■ TASK TO COMPLETE ■
Below are some records; repeat them all exactly, minus the pictures.

Stored dataset items:
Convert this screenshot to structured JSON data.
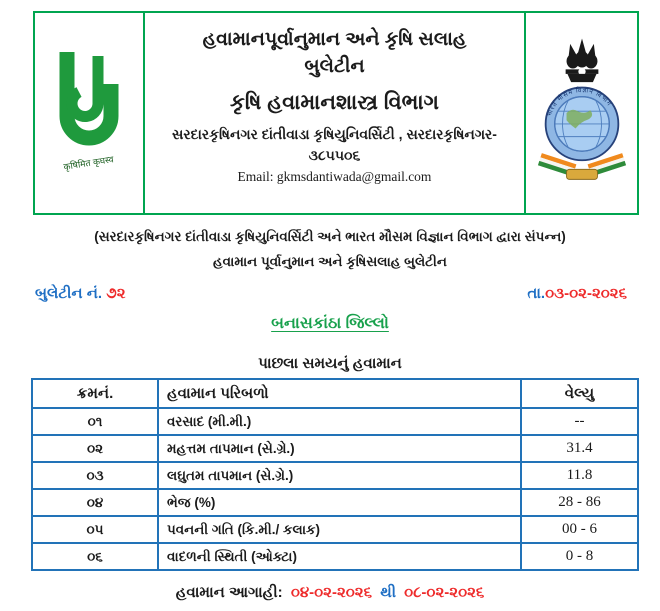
{
  "colors": {
    "header_border_green": "#00a550",
    "table_border_blue": "#2273b8",
    "label_blue": "#1f6fc4",
    "value_red": "#ee2b2b",
    "district_green": "#18a14c",
    "logo_green": "#1f9a3d"
  },
  "header": {
    "title_line1": "હવામાનપૂર્વાનુમાન અને કૃષિ સલાહ",
    "title_line2": "બુલેટીન",
    "department": "કૃષિ હવામાનશાસ્ત્ર વિભાગ",
    "address_line1": "સરદારકૃષિનગર દાંતીવાડા કૃષિયુનિવર્સિટી , સરદારકૃષિનગર-",
    "address_line2": "૩૮૫૫૦૬",
    "email": "Email: gkmsdantiwada@gmail.com",
    "university_logo_motto": "कृषिमित कृघस्व",
    "imd_ring_text": "भारत मौसम विज्ञान विभाग"
  },
  "subheader": {
    "line1": "(સરદારકૃષિનગર દાંતીવાડા કૃષિયુનિવર્સિટી અને ભારત મૌસમ વિજ્ઞાન વિભાગ દ્વારા સંપન્ન)",
    "line2": "હવામાન પૂર્વાનુમાન અને કૃષિસલાહ બુલેટીન"
  },
  "bulletin": {
    "number_label": "બુલેટીન નં.",
    "number_value": "૭૨",
    "date_label": "તા.",
    "date_value": "૦૩-૦૨-૨૦૨૬"
  },
  "district_heading": "બનાસકાંઠા જિલ્લો",
  "section_title": "પાછલા સમયનું હવામાન",
  "table": {
    "headers": [
      "ક્રમનં.",
      "હવામાન પરિબળો",
      "વેલ્યુ"
    ],
    "rows": [
      [
        "૦૧",
        "વરસાદ (મી.મી.)",
        "--"
      ],
      [
        "૦૨",
        "મહત્તમ તાપમાન (સે.ગ્રે.)",
        "31.4"
      ],
      [
        "૦૩",
        "લઘુતમ તાપમાન (સે.ગ્રે.)",
        "11.8"
      ],
      [
        "૦૪",
        "ભેજ (%)",
        "28 - 86"
      ],
      [
        "૦૫",
        "પવનની ગતિ (કિ.મી./ કલાક)",
        "00 - 6"
      ],
      [
        "૦૬",
        "વાદળની સ્થિતી (ઓક્ટા)",
        "0 - 8"
      ]
    ]
  },
  "footer": {
    "label": "હવામાન આગાહી:",
    "date_from": "૦૪-૦૨-૨૦૨૬",
    "separator": "થી",
    "date_to": "૦૮-૦૨-૨૦૨૬"
  }
}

■ WRITTEN RESPONSE ■
Convert this screenshot to structured JSON data.
{
  "colors": {
    "header_border_green": "#00a550",
    "table_border_blue": "#2273b8",
    "label_blue": "#1f6fc4",
    "value_red": "#ee2b2b",
    "district_green": "#18a14c",
    "logo_green": "#1f9a3d"
  },
  "header": {
    "title_line1": "હવામાનપૂર્વાનુમાન અને કૃષિ સલાહ",
    "title_line2": "બુલેટીન",
    "department": "કૃષિ હવામાનશાસ્ત્ર વિભાગ",
    "address_line1": "સરદારકૃષિનગર દાંતીવાડા કૃષિયુનિવર્સિટી , સરદારકૃષિનગર-",
    "address_line2": "૩૮૫૫૦૬",
    "email": "Email: gkmsdantiwada@gmail.com",
    "university_logo_motto": "कृषिमित कृघस्व",
    "imd_ring_text": "भारत मौसम विज्ञान विभाग"
  },
  "subheader": {
    "line1": "(સરદારકૃષિનગર દાંતીવાડા કૃષિયુનિવર્સિટી અને ભારત મૌસમ વિજ્ઞાન વિભાગ દ્વારા સંપન્ન)",
    "line2": "હવામાન પૂર્વાનુમાન અને કૃષિસલાહ બુલેટીન"
  },
  "bulletin": {
    "number_label": "બુલેટીન નં.",
    "number_value": "૭૨",
    "date_label": "તા.",
    "date_value": "૦૩-૦૨-૨૦૨૬"
  },
  "district_heading": "બનાસકાંઠા જિલ્લો",
  "section_title": "પાછલા સમયનું હવામાન",
  "table": {
    "headers": [
      "ક્રમનં.",
      "હવામાન પરિબળો",
      "વેલ્યુ"
    ],
    "rows": [
      [
        "૦૧",
        "વરસાદ (મી.મી.)",
        "--"
      ],
      [
        "૦૨",
        "મહત્તમ તાપમાન (સે.ગ્રે.)",
        "31.4"
      ],
      [
        "૦૩",
        "લઘુતમ તાપમાન (સે.ગ્રે.)",
        "11.8"
      ],
      [
        "૦૪",
        "ભેજ (%)",
        "28 - 86"
      ],
      [
        "૦૫",
        "પવનની ગતિ (કિ.મી./ કલાક)",
        "00 - 6"
      ],
      [
        "૦૬",
        "વાદળની સ્થિતી (ઓક્ટા)",
        "0 - 8"
      ]
    ]
  },
  "footer": {
    "label": "હવામાન આગાહી:",
    "date_from": "૦૪-૦૨-૨૦૨૬",
    "separator": "થી",
    "date_to": "૦૮-૦૨-૨૦૨૬"
  }
}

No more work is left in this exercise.